## START

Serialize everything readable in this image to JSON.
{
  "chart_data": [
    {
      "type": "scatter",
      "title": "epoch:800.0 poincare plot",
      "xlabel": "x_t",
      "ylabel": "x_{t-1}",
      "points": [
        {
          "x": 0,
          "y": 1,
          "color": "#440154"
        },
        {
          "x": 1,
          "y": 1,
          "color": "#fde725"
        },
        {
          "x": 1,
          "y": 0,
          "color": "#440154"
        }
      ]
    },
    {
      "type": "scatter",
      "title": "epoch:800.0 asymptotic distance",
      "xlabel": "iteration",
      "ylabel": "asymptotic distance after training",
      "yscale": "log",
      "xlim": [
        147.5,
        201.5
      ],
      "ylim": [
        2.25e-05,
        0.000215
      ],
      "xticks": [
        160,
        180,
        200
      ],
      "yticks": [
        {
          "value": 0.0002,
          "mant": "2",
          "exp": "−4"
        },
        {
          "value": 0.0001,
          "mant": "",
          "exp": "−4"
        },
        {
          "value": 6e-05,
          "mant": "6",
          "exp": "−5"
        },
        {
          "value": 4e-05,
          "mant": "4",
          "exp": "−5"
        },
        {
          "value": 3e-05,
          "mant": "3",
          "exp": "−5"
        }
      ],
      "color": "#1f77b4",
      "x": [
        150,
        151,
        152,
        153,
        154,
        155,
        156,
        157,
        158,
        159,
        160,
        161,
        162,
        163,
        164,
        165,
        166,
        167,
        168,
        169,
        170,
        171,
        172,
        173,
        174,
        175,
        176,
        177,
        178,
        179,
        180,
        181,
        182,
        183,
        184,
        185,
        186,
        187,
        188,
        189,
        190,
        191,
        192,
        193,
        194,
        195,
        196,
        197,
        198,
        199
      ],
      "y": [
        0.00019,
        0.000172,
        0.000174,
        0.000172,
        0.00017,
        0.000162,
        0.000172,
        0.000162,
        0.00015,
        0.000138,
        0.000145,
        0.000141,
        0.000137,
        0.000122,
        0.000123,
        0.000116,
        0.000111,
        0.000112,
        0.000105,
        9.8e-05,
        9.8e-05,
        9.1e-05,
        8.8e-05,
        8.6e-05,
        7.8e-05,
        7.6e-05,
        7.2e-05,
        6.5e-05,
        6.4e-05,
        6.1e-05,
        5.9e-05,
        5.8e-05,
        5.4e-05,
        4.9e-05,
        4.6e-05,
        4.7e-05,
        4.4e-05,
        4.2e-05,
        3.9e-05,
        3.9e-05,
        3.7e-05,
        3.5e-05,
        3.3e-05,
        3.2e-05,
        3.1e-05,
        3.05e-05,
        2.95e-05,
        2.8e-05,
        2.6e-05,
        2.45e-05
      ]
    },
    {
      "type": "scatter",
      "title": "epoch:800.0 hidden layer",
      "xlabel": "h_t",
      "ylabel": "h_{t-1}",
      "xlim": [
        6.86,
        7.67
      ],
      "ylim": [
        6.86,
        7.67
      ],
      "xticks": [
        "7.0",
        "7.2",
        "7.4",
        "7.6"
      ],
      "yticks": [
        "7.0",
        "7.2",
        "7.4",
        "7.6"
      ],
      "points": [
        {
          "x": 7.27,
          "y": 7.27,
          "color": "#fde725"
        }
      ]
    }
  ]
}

## END

**Goal of the exercise:**
State how many lines of the listing above include the word "value". Give nothing but the number.

**Problem solution:**
5